Given request:
Copy each line that holds "đóng".

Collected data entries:
— START —
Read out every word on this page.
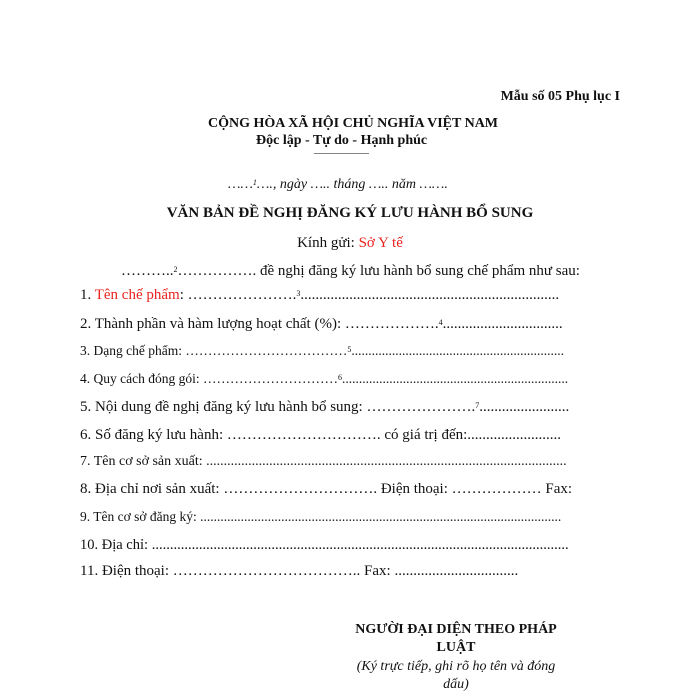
Mẫu số 05 Phụ lục I
CỘNG HÒA XÃ HỘI CHỦ NGHĨA VIỆT NAM
Độc lập - Tự do - Hạnh phúc
—————
……$^1$…., ngày ….. tháng ….. năm …….
VĂN BẢN ĐỀ NGHỊ ĐĂNG KÝ LƯU HÀNH BỔ SUNG
Kính gửi: Sở Y tế
………..$^2$……………. đề nghị đăng ký lưu hành bổ sung chế phẩm như sau:
1. Tên chế phẩm: ………………….$^3$.....................................................................
2. Thành phần và hàm lượng hoạt chất (%): ……………….$^4$................................
3. Dạng chế phẩm: ………………………………$^5$...............................................................
4. Quy cách đóng gói: …………………………$^6$...................................................................
5. Nội dung đề nghị đăng ký lưu hành bổ sung: ………………….$^7$........................
6. Số đăng ký lưu hành: …………………………. có giá trị đến:.........................
7. Tên cơ sở sản xuất: .......................................................................................................
8. Địa chỉ nơi sản xuất: …………………………. Điện thoại: ……………… Fax:
9. Tên cơ sở đăng ký: ...........................................................................................................
10. Địa chỉ: ...................................................................................................................
11. Điện thoại: ……………………………….. Fax: .................................
NGƯỜI ĐẠI DIỆN THEO PHÁP
LUẬT
(Ký trực tiếp, ghi rõ họ tên và đóng
dấu)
— END —
Exercise answer:
4. Quy cách đóng gói: …………………………$^6$...................................................................
(Ký trực tiếp, ghi rõ họ tên và đóng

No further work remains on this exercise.